* [TASK DATA]

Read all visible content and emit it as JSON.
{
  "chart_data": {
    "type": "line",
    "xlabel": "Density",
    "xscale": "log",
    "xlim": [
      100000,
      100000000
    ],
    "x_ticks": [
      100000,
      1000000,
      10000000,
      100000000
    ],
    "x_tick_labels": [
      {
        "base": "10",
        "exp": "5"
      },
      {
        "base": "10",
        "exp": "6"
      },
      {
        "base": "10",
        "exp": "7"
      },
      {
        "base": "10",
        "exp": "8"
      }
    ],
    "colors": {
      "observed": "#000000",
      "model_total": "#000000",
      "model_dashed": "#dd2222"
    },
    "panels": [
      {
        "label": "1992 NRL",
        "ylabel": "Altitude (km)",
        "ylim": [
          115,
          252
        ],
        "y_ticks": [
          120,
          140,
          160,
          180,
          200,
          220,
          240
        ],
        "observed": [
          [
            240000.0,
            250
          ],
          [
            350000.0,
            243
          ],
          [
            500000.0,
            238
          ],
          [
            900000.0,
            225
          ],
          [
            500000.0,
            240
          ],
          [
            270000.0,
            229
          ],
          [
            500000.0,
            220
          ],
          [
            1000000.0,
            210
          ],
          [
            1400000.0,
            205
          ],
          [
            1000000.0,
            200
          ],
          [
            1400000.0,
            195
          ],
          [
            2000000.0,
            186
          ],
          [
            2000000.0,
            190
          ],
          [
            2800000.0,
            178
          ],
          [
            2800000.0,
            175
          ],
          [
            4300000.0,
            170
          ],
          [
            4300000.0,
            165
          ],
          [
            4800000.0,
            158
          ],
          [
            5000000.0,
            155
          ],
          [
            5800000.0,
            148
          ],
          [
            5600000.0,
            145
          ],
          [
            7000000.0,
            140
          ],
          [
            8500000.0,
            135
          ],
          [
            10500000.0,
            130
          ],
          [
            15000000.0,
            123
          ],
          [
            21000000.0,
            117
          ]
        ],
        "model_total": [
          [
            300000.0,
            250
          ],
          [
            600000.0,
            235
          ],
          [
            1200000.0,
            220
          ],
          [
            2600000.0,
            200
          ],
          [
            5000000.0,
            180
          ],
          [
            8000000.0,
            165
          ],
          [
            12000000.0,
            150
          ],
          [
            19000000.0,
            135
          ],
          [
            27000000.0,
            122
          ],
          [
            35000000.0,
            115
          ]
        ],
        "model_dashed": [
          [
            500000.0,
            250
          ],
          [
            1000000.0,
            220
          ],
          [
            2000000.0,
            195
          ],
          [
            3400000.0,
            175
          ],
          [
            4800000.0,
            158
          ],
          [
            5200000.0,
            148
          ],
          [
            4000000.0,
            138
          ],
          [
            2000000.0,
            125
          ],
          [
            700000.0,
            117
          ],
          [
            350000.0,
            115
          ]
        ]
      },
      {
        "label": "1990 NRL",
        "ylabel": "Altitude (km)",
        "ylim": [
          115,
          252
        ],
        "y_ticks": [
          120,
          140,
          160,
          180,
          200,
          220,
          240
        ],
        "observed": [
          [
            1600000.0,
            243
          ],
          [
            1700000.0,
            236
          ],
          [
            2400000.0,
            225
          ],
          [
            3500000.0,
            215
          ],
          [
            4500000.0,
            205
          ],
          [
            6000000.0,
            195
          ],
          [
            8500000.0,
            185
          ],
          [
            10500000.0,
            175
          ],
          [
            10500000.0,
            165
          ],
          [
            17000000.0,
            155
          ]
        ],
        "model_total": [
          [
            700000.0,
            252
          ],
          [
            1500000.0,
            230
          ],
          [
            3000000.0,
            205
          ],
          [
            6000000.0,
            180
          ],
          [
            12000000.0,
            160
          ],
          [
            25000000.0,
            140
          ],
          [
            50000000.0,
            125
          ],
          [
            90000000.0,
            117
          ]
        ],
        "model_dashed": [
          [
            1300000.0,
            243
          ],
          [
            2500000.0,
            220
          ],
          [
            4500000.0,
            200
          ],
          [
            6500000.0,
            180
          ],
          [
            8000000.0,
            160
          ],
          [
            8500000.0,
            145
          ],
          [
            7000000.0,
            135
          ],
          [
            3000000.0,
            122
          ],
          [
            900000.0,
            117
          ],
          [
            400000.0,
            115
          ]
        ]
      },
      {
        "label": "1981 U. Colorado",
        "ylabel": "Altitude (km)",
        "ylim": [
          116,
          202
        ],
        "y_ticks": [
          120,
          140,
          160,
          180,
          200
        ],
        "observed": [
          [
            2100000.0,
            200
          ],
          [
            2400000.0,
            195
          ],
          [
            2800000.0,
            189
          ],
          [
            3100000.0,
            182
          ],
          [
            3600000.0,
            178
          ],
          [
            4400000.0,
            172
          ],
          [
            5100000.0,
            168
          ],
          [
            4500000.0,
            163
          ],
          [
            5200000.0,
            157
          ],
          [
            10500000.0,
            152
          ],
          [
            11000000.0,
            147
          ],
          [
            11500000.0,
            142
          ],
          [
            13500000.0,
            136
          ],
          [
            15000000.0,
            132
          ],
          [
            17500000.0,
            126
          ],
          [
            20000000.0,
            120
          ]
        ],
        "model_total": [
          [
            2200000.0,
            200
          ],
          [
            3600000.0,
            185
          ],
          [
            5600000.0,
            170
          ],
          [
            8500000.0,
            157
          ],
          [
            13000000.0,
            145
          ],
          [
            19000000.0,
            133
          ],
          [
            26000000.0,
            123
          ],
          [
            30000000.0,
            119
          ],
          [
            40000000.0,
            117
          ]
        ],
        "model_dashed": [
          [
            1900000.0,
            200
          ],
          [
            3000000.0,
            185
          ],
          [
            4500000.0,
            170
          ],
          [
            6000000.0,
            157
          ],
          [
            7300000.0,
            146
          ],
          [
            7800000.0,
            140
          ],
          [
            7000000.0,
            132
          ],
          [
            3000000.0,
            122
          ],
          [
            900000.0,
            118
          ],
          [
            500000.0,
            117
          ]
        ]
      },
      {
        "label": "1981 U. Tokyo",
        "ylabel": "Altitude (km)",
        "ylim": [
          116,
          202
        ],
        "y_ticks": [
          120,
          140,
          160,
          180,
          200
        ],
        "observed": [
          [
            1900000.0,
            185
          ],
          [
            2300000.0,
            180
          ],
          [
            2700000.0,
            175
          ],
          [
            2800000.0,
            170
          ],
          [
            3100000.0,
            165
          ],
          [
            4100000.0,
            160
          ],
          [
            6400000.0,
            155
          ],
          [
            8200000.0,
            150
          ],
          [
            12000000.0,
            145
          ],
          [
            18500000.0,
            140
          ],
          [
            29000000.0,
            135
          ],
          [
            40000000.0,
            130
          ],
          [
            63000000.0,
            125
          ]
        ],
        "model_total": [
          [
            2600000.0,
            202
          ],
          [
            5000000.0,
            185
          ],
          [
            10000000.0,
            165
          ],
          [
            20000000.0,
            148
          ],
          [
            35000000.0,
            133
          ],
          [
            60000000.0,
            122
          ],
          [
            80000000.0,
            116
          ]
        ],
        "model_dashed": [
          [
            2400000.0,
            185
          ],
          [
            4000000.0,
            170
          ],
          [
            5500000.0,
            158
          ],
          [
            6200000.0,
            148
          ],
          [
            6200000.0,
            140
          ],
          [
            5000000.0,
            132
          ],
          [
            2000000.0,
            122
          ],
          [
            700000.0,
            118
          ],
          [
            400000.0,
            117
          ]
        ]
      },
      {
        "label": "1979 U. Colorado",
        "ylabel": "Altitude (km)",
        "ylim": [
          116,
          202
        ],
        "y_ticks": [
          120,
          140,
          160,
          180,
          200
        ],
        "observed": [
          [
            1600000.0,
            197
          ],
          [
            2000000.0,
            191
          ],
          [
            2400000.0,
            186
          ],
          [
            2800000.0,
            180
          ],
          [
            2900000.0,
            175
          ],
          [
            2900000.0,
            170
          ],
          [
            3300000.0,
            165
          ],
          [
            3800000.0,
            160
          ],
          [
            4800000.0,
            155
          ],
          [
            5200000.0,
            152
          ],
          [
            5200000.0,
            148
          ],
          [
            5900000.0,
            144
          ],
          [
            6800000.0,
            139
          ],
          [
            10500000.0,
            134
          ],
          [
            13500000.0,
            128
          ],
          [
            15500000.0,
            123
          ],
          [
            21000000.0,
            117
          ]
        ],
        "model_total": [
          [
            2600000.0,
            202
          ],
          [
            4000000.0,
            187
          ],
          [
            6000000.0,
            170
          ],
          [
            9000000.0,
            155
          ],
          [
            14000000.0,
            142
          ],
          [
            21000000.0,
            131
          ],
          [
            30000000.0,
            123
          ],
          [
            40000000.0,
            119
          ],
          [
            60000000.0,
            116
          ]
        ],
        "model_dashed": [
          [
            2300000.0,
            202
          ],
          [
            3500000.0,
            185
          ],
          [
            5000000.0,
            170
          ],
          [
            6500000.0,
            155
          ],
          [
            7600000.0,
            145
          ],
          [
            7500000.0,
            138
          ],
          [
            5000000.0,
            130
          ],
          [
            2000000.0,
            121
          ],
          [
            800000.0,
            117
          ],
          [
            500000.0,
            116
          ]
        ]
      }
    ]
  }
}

* [EXERCISE INSTRUCTIONS] Collect each line holding the string "Colorado".

* [RESULT FOR THIS TASK]
        "label": "1981 U. Colorado",
        "label": "1979 U. Colorado",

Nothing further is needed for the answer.